The input:
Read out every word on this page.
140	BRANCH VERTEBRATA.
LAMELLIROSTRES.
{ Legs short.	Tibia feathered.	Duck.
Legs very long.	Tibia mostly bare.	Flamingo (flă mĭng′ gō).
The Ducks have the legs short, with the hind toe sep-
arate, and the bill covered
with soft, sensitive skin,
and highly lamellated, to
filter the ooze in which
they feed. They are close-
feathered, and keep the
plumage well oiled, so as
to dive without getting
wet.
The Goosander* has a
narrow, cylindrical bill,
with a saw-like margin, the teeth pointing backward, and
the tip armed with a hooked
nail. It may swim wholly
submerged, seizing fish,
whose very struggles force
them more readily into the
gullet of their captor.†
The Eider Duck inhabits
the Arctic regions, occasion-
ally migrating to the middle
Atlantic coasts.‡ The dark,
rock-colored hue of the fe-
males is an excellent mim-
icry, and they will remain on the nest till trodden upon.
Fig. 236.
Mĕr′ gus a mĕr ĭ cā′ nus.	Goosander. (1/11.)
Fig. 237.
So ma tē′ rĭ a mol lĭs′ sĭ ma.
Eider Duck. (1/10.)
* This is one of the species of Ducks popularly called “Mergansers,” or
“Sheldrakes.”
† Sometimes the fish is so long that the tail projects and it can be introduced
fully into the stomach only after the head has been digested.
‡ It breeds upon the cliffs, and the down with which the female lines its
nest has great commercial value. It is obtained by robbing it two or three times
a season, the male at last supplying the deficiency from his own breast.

Given problem: From the data above, extract every line in its exact form.

Answer for the task:
Read out every word on this page.
140	BRANCH VERTEBRATA.
LAMELLIROSTRES.
{ Legs short.	Tibia feathered.	Duck.
Legs very long.	Tibia mostly bare.	Flamingo (flă mĭng′ gō).
The Ducks have the legs short, with the hind toe sep-
arate, and the bill covered
with soft, sensitive skin,
and highly lamellated, to
filter the ooze in which
they feed. They are close-
feathered, and keep the
plumage well oiled, so as
to dive without getting
wet.
The Goosander* has a
narrow, cylindrical bill,
with a saw-like margin, the teeth pointing backward, and
the tip armed with a hooked
nail. It may swim wholly
submerged, seizing fish,
whose very struggles force
them more readily into the
gullet of their captor.†
The Eider Duck inhabits
the Arctic regions, occasion-
ally migrating to the middle
Atlantic coasts.‡ The dark,
rock-colored hue of the fe-
males is an excellent mim-
icry, and they will remain on the nest till trodden upon.
Fig. 236.
Mĕr′ gus a mĕr ĭ cā′ nus.	Goosander. (1/11.)
Fig. 237.
So ma tē′ rĭ a mol lĭs′ sĭ ma.
Eider Duck. (1/10.)
* This is one of the species of Ducks popularly called “Mergansers,” or
“Sheldrakes.”
† Sometimes the fish is so long that the tail projects and it can be introduced
fully into the stomach only after the head has been digested.
‡ It breeds upon the cliffs, and the down with which the female lines its
nest has great commercial value. It is obtained by robbing it two or three times
a season, the male at last supplying the deficiency from his own breast.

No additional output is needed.